*SUPPLIED TEXT*
======

My goal is to synthesize quotes from many different authors/ sources into one, easily digestible sentence/quote. I will use the Wikiquote dataset to find latent topics/ regularity in this large list of quotes, thus sorting it into classes. Then I will take the most important/ common features in each topic (represented as n-grams) and find a way to combine them into a digestible "meta-quote".

This "meta-quote" will be a synthesis of all of these different quotes into a certain, overaching quote, that is essentially an "average" of what they all said.

The idea is essentially to distill wisdom from many sources into one sentence, representing many different people.

  1. How has this problem been solved before? If you feel like you are addressing a novel issue, what similar problems have been solved, and how are you borrowing from those?

An interesting similar project is InspiroBot (https://inspirobot.me/). I couldn't find much information on how it works, but it somehow generates quotes based on some underlying framework, and they're absolutely hilarious. I'm trying to understand it mechanistically currently.

https://arxiv.org/pdf/1301.3781.pdf This paper from Google, in this week's readings, also seems to help with what I want to do.

  1. What is new about your approach, why do you think it will be successful?

I think that distilling wisdom from multiple quote sources is a fairly new idea. Others, like the Blinkist app, have tried to do such things, but not algorithmically.

  1. Who cares? If you're successful, what will the impact be?

======

(Items listed in a dataset)

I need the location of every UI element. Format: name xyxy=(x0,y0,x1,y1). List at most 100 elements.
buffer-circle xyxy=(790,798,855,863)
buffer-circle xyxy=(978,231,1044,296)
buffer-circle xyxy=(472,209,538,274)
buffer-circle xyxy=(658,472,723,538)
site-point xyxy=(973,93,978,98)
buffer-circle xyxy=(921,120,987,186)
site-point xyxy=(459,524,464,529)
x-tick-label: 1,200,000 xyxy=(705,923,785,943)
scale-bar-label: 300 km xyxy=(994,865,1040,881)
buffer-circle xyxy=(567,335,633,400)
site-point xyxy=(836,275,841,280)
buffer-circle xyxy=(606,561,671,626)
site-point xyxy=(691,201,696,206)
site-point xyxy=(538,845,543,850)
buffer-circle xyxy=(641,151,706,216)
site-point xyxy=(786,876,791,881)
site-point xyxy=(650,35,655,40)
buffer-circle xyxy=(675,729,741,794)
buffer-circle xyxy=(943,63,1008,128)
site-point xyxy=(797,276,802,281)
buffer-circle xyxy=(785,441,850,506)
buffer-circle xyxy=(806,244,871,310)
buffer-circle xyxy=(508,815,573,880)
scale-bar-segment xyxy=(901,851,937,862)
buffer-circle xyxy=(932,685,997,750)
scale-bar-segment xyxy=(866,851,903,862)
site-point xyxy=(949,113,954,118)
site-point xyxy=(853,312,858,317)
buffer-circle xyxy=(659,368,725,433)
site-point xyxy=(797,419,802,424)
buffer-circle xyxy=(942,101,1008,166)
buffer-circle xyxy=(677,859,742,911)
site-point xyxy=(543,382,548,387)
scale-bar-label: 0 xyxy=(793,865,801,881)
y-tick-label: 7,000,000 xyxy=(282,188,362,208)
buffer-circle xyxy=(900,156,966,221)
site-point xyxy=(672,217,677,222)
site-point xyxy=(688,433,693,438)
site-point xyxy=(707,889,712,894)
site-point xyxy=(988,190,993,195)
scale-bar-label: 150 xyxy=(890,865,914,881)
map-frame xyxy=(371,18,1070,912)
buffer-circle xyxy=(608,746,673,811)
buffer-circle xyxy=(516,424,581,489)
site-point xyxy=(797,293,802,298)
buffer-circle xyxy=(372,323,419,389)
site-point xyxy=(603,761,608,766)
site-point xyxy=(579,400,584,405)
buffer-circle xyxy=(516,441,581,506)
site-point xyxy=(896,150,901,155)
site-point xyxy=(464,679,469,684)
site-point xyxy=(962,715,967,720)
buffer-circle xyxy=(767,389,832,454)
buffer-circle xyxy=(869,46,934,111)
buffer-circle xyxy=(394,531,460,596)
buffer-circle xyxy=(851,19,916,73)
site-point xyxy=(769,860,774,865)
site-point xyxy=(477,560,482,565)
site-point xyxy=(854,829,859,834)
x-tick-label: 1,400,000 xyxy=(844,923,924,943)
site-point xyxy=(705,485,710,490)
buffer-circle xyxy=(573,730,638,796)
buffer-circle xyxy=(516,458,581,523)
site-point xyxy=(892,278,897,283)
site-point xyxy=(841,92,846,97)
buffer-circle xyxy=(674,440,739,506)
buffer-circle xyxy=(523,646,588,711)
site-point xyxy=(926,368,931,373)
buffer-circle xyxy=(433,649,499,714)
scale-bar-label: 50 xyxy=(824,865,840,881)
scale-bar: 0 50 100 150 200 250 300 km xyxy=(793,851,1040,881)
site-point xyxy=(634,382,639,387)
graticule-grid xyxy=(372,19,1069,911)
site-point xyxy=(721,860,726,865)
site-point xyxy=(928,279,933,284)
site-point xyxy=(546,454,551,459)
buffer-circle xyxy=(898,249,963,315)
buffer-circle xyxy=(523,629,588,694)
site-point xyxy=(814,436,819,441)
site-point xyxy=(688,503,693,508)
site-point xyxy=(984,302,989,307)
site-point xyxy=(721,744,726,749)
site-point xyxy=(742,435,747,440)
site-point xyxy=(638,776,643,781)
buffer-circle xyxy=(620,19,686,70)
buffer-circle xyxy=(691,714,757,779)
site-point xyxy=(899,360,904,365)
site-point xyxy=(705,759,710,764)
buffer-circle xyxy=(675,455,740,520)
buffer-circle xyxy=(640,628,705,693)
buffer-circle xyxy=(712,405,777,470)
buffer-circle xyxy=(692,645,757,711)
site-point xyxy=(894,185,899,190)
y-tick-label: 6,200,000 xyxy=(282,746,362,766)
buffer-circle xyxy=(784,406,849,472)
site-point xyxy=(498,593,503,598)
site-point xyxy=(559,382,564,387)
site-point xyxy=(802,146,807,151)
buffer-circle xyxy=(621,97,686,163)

======

*EXERCISE DETAILS*
Rewrite the stretch of the quote-synthesis project description from "1. How has this" through "the impact be?", putting "entertaining" in place of "hilarious".

*EXERCISE SOLUTION*
1. How has this problem been solved before? If you feel like you are addressing a novel issue, what similar problems have been solved, and how are you borrowing from those?

An interesting similar project is InspiroBot (https://inspirobot.me/). I couldn't find much information on how it works, but it somehow generates quotes based on some underlying framework, and they're absolutely entertaining. I'm trying to understand it mechanistically currently.

https://arxiv.org/pdf/1301.3781.pdf This paper from Google, in this week's readings, also seems to help with what I want to do.

  1. What is new about your approach, why do you think it will be successful?

I think that distilling wisdom from multiple quote sources is a fairly new idea. Others, like the Blinkist app, have tried to do such things, but not algorithmically.

  1. Who cares? If you're successful, what will the impact be?